§ **WRITTEN TASK**
Find all lines in the records that include the word "body", and copy them out.

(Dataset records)
====================
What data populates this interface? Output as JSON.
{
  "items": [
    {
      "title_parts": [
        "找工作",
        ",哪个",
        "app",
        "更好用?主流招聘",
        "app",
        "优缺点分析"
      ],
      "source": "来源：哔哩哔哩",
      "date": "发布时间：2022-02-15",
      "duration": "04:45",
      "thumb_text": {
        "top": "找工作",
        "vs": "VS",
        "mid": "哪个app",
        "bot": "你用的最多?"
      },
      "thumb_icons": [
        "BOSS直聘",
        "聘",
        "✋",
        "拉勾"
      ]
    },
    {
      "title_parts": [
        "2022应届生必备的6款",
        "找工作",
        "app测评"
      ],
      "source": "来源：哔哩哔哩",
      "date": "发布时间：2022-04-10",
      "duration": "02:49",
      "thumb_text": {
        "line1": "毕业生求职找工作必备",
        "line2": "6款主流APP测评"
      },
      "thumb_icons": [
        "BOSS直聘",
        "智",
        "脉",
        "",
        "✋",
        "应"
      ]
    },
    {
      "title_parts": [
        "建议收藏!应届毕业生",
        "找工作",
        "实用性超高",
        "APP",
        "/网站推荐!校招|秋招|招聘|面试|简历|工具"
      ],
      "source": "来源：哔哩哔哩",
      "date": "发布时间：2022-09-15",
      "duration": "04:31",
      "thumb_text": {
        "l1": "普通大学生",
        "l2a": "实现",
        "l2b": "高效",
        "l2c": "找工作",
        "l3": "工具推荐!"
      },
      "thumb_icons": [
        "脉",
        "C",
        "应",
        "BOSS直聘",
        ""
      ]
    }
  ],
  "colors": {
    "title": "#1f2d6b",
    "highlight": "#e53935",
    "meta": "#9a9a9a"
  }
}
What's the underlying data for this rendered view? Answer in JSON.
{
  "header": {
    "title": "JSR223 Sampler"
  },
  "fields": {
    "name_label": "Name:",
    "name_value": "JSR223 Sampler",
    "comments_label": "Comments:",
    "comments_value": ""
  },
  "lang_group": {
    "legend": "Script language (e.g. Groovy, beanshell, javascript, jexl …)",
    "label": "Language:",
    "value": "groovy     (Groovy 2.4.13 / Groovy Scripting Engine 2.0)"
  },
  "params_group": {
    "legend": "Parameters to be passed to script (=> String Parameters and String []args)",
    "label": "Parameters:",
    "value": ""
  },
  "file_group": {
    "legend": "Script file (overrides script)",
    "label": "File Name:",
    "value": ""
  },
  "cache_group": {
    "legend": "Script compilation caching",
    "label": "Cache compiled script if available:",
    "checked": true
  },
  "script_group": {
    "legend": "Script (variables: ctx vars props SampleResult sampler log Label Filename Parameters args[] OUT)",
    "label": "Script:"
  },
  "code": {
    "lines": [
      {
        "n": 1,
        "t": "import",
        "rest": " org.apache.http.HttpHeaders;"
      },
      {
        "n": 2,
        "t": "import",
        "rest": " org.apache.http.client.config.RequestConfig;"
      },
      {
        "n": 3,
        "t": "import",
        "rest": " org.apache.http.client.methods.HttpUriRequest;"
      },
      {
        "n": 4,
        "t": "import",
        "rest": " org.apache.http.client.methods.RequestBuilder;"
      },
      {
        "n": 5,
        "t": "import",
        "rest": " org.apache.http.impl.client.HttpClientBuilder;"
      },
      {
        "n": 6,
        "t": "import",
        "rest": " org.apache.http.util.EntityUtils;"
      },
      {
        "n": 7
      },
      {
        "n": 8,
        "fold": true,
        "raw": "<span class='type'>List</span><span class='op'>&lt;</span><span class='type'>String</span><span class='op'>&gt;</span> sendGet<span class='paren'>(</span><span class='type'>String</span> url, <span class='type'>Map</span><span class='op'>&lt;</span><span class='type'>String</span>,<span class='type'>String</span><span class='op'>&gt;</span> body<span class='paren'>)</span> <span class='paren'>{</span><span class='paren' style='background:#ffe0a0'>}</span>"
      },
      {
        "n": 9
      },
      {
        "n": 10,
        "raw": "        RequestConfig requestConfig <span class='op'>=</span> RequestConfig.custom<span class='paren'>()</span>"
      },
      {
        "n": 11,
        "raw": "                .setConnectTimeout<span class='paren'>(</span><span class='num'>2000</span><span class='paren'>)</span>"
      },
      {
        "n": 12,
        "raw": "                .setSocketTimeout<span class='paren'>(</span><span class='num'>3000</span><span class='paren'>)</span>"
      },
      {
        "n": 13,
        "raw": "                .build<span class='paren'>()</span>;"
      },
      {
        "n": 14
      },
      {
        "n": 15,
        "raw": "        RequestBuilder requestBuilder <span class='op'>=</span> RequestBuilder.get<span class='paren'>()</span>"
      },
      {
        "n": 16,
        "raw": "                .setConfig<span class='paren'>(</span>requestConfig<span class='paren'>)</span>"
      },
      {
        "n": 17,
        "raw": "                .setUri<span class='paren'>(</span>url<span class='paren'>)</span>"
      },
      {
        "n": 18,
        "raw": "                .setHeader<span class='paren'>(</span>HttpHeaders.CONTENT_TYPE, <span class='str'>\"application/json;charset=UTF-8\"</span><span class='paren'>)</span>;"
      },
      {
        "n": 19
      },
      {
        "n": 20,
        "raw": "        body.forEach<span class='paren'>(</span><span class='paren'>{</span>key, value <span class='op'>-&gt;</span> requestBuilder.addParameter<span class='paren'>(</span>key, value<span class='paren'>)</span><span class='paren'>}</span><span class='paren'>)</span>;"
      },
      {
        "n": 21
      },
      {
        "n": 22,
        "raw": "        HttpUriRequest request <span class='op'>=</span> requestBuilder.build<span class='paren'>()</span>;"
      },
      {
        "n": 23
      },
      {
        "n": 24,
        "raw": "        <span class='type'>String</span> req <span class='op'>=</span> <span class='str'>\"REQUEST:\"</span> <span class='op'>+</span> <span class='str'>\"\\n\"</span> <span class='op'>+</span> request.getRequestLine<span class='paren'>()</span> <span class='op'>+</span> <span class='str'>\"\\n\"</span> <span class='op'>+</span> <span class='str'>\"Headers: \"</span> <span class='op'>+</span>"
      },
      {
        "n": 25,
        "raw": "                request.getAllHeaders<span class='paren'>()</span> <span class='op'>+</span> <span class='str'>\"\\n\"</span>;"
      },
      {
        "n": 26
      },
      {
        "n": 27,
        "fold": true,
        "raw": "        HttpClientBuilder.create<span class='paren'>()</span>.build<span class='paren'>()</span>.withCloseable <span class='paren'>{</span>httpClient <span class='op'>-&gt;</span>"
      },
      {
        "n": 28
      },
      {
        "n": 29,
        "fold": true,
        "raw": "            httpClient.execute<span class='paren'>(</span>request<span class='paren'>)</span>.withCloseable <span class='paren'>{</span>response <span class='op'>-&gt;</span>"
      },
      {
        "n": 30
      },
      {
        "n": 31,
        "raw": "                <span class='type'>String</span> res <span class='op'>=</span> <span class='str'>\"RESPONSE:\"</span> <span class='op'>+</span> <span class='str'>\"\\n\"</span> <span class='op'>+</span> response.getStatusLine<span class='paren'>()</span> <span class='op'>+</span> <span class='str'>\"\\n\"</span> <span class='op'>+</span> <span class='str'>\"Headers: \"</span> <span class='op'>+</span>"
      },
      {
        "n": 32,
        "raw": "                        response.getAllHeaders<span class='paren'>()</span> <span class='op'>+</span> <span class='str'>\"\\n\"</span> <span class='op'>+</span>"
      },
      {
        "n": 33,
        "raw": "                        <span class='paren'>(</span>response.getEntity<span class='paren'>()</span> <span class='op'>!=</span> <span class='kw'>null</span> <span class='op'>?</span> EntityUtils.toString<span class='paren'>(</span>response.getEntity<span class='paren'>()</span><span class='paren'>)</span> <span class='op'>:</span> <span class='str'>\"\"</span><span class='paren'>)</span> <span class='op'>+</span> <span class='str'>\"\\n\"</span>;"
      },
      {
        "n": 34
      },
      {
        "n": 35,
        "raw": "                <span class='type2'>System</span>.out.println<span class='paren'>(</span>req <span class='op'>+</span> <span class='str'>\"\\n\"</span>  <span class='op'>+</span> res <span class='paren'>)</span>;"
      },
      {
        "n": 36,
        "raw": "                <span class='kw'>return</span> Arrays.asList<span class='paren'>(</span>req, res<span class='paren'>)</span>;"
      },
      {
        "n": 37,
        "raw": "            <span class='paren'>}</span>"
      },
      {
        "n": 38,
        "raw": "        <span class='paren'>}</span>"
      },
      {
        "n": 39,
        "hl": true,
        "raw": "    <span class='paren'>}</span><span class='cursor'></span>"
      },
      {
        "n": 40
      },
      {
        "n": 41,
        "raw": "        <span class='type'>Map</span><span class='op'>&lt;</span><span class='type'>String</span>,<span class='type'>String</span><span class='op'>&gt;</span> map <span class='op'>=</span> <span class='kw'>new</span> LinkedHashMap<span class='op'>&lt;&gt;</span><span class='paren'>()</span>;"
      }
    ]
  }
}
====================
§ **EXERCISE RESPONSE**
        "raw": "<span class='type'>List</span><span class='op'>&lt;</span><span class='type'>String</span><span class='op'>&gt;</span> sendGet<span class='paren'>(</span><span class='type'>String</span> url, <span class='type'>Map</span><span class='op'>&lt;</span><span class='type'>String</span>,<span class='type'>String</span><span class='op'>&gt;</span> body<span class='paren'>)</span> <span class='paren'>{</span><span class='paren' style='background:#ffe0a0'>}</span>"
        "raw": "        body.forEach<span class='paren'>(</span><span class='paren'>{</span>key, value <span class='op'>-&gt;</span> requestBuilder.addParameter<span class='paren'>(</span>key, value<span class='paren'>)</span><span class='paren'>}</span><span class='paren'>)</span>;"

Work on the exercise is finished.